▶ _Exercise inputs_
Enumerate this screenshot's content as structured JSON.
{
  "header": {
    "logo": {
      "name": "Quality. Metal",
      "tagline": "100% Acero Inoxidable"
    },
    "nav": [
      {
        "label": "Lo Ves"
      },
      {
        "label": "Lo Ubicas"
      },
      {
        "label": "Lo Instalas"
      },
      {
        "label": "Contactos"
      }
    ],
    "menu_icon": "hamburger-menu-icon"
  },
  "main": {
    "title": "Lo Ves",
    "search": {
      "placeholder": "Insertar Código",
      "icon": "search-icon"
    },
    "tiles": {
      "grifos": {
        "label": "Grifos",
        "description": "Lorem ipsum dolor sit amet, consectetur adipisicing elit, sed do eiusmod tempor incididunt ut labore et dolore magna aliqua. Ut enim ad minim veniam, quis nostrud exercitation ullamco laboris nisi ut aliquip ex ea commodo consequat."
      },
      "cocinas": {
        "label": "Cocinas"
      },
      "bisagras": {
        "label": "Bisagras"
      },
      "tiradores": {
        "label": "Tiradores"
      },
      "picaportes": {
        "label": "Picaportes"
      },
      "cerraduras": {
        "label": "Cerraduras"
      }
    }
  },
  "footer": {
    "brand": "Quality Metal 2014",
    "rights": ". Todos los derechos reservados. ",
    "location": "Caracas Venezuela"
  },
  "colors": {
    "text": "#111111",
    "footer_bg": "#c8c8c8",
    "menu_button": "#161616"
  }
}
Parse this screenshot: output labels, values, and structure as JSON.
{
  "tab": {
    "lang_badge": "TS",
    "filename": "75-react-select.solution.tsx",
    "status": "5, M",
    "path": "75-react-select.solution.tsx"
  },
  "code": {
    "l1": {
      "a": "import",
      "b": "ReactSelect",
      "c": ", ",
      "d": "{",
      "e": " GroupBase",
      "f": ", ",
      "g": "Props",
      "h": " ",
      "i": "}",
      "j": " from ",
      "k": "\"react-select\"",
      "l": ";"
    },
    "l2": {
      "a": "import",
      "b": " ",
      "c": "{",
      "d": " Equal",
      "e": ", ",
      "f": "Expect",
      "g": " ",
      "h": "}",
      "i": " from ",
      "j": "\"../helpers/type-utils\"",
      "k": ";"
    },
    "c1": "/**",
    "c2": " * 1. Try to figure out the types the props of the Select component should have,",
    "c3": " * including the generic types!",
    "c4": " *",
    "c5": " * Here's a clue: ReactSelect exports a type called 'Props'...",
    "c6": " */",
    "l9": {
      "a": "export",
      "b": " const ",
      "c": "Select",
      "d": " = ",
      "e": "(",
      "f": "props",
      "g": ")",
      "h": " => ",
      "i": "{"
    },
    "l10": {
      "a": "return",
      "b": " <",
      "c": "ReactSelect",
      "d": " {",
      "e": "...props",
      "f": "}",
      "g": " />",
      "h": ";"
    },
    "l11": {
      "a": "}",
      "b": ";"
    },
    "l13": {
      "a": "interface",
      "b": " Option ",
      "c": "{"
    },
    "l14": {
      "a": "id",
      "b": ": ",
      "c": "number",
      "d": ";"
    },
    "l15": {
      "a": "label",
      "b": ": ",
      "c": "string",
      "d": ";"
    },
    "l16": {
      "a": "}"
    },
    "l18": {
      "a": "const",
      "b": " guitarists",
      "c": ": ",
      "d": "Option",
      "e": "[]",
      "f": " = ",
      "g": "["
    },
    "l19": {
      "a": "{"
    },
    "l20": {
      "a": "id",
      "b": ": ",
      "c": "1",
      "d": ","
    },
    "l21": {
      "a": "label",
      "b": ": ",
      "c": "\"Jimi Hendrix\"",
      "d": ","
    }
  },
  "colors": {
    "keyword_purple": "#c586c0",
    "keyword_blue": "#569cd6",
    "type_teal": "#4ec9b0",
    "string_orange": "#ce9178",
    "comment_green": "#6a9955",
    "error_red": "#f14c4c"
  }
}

▶ _What is expected_
Copy every line from the records above that contains the word "this".

▶ _Complete output_
Enumerate this screenshot's content as structured JSON.
Parse this screenshot: output labels, values, and structure as JSON.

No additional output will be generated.